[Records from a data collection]
+--

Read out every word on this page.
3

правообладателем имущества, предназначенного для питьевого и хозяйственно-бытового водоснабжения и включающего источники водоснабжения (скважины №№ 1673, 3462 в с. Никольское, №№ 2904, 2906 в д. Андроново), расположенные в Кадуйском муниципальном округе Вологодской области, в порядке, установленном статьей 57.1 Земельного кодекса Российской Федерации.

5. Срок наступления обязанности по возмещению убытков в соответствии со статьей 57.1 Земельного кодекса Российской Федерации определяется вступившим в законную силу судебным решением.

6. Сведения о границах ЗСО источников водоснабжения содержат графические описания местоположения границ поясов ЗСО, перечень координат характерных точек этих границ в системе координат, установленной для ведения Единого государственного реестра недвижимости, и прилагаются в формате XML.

+--

(What the task asks):
Select all lines in the listing that include the word "водоснабжения".

(Completed task):
правообладателем имущества, предназначенного для питьевого и хозяйственно-бытового водоснабжения и включающего источники водоснабжения (скважины №№ 1673, 3462 в с. Никольское, №№ 2904, 2906 в д. Андроново), расположенные в Кадуйском муниципальном округе Вологодской области, в порядке, установленном статьей 57.1 Земельного кодекса Российской Федерации.
6. Сведения о границах ЗСО источников водоснабжения содержат графические описания местоположения границ поясов ЗСО, перечень координат характерных точек этих границ в системе координат, установленной для ведения Единого государственного реестра недвижимости, и прилагаются в формате XML.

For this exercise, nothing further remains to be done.